[Entries from a dataset]
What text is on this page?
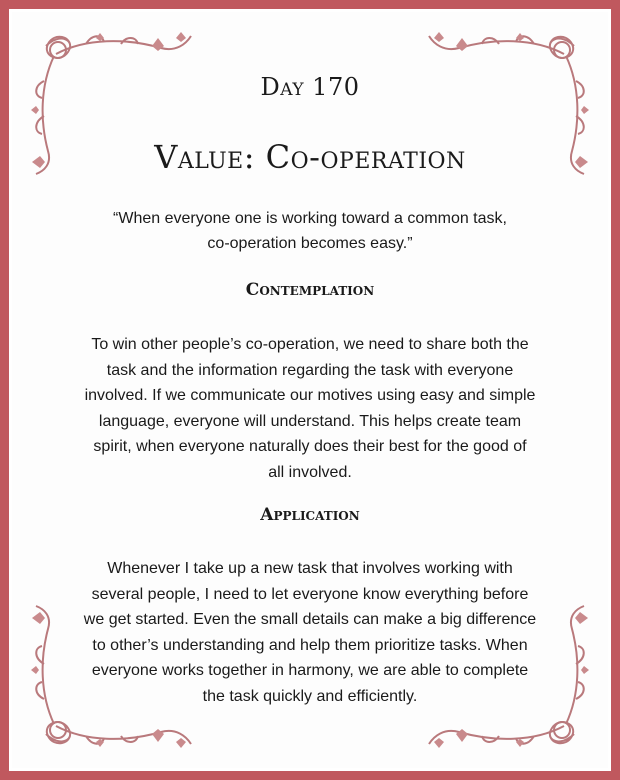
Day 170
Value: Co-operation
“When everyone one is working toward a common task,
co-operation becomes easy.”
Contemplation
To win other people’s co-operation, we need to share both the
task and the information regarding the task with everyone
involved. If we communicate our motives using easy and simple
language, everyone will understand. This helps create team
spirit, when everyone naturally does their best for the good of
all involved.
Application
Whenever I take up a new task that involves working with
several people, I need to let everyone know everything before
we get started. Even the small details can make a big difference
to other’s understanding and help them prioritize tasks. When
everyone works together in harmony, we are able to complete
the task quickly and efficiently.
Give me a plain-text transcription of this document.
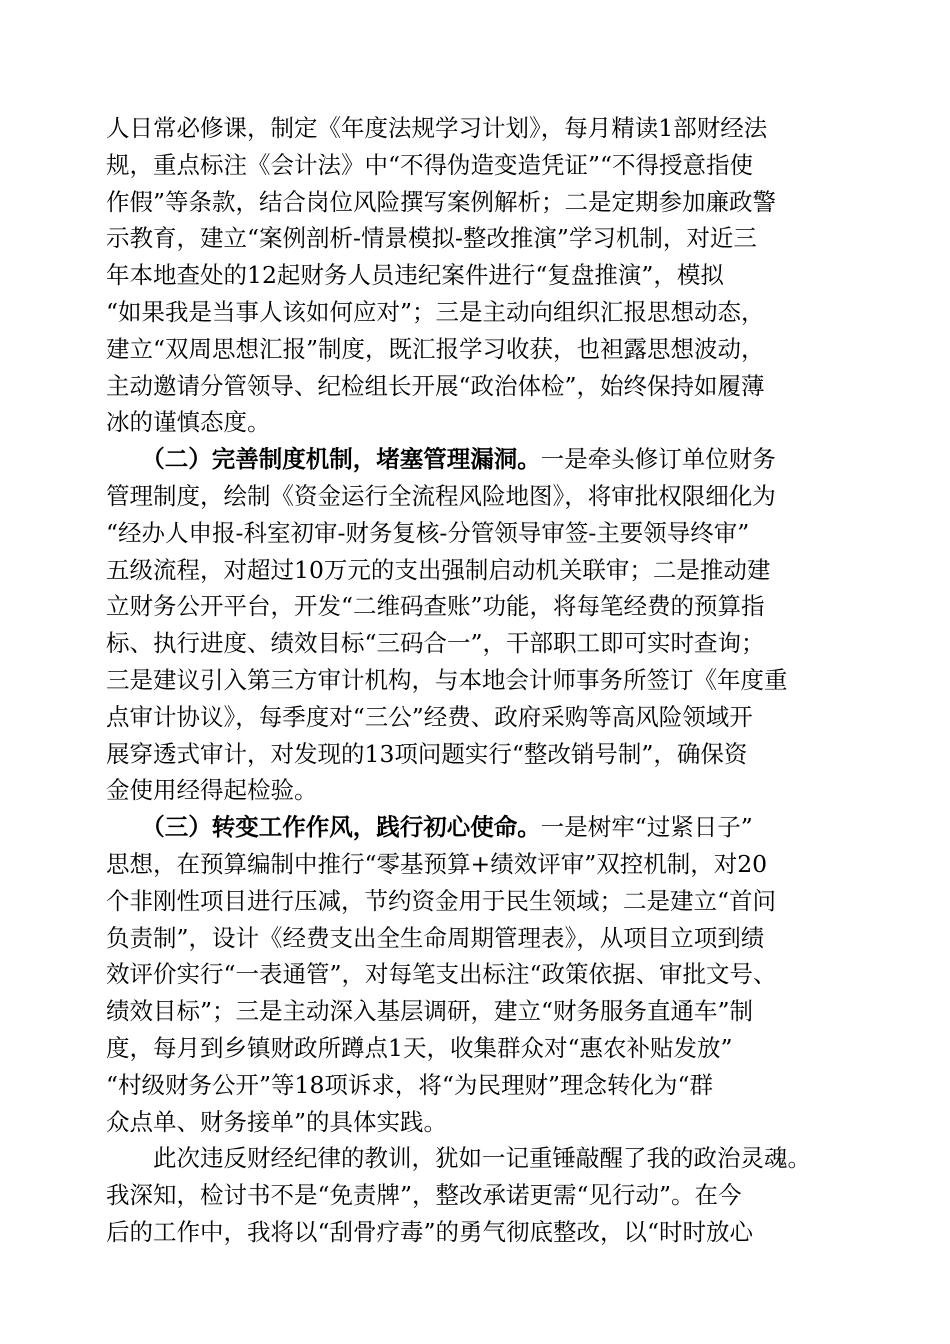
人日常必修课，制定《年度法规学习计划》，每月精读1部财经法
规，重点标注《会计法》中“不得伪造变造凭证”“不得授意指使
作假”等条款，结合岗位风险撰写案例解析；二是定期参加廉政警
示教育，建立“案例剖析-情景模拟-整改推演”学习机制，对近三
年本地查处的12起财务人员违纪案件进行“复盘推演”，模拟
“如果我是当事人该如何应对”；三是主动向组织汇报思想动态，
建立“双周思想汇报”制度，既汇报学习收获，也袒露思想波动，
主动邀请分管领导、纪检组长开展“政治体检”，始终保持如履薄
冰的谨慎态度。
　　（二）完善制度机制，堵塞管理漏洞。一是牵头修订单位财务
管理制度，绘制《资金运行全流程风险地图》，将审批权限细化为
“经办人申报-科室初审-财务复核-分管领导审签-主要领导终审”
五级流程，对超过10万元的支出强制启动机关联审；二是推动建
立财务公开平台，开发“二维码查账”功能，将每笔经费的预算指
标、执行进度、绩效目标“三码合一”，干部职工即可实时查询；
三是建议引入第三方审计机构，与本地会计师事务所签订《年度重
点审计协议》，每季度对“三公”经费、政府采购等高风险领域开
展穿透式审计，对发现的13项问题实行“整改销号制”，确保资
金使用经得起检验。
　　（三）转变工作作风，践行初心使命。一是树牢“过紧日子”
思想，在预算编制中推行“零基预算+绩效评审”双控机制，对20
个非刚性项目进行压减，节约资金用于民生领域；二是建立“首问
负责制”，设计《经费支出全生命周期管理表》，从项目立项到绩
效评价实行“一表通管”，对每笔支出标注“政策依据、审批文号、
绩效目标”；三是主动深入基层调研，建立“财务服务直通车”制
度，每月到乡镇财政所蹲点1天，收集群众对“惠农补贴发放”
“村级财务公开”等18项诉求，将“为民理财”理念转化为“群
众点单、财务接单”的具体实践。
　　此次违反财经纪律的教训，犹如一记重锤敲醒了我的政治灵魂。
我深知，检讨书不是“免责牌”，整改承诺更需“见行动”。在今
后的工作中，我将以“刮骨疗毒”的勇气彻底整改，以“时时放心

● WRITTEN EXERCISE: Reproduce the material word for word. Any pictures should be left out of the copy.

● EXERCISE RESULT:
What text is on this page?
Day 170
Value: Co-operation
“When everyone one is working toward a common task,
co-operation becomes easy.”
Contemplation
To win other people’s co-operation, we need to share both the
task and the information regarding the task with everyone
involved. If we communicate our motives using easy and simple
language, everyone will understand. This helps create team
spirit, when everyone naturally does their best for the good of
all involved.
Application
Whenever I take up a new task that involves working with
several people, I need to let everyone know everything before
we get started. Even the small details can make a big difference
to other’s understanding and help them prioritize tasks. When
everyone works together in harmony, we are able to complete
the task quickly and efficiently.
Give me a plain-text transcription of this document.
人日常必修课，制定《年度法规学习计划》，每月精读1部财经法
规，重点标注《会计法》中“不得伪造变造凭证”“不得授意指使
作假”等条款，结合岗位风险撰写案例解析；二是定期参加廉政警
示教育，建立“案例剖析-情景模拟-整改推演”学习机制，对近三
年本地查处的12起财务人员违纪案件进行“复盘推演”，模拟
“如果我是当事人该如何应对”；三是主动向组织汇报思想动态，
建立“双周思想汇报”制度，既汇报学习收获，也袒露思想波动，
主动邀请分管领导、纪检组长开展“政治体检”，始终保持如履薄
冰的谨慎态度。
　　（二）完善制度机制，堵塞管理漏洞。一是牵头修订单位财务
管理制度，绘制《资金运行全流程风险地图》，将审批权限细化为
“经办人申报-科室初审-财务复核-分管领导审签-主要领导终审”
五级流程，对超过10万元的支出强制启动机关联审；二是推动建
立财务公开平台，开发“二维码查账”功能，将每笔经费的预算指
标、执行进度、绩效目标“三码合一”，干部职工即可实时查询；
三是建议引入第三方审计机构，与本地会计师事务所签订《年度重
点审计协议》，每季度对“三公”经费、政府采购等高风险领域开
展穿透式审计，对发现的13项问题实行“整改销号制”，确保资
金使用经得起检验。
　　（三）转变工作作风，践行初心使命。一是树牢“过紧日子”
思想，在预算编制中推行“零基预算+绩效评审”双控机制，对20
个非刚性项目进行压减，节约资金用于民生领域；二是建立“首问
负责制”，设计《经费支出全生命周期管理表》，从项目立项到绩
效评价实行“一表通管”，对每笔支出标注“政策依据、审批文号、
绩效目标”；三是主动深入基层调研，建立“财务服务直通车”制
度，每月到乡镇财政所蹲点1天，收集群众对“惠农补贴发放”
“村级财务公开”等18项诉求，将“为民理财”理念转化为“群
众点单、财务接单”的具体实践。
　　此次违反财经纪律的教训，犹如一记重锤敲醒了我的政治灵魂。
我深知，检讨书不是“免责牌”，整改承诺更需“见行动”。在今
后的工作中，我将以“刮骨疗毒”的勇气彻底整改，以“时时放心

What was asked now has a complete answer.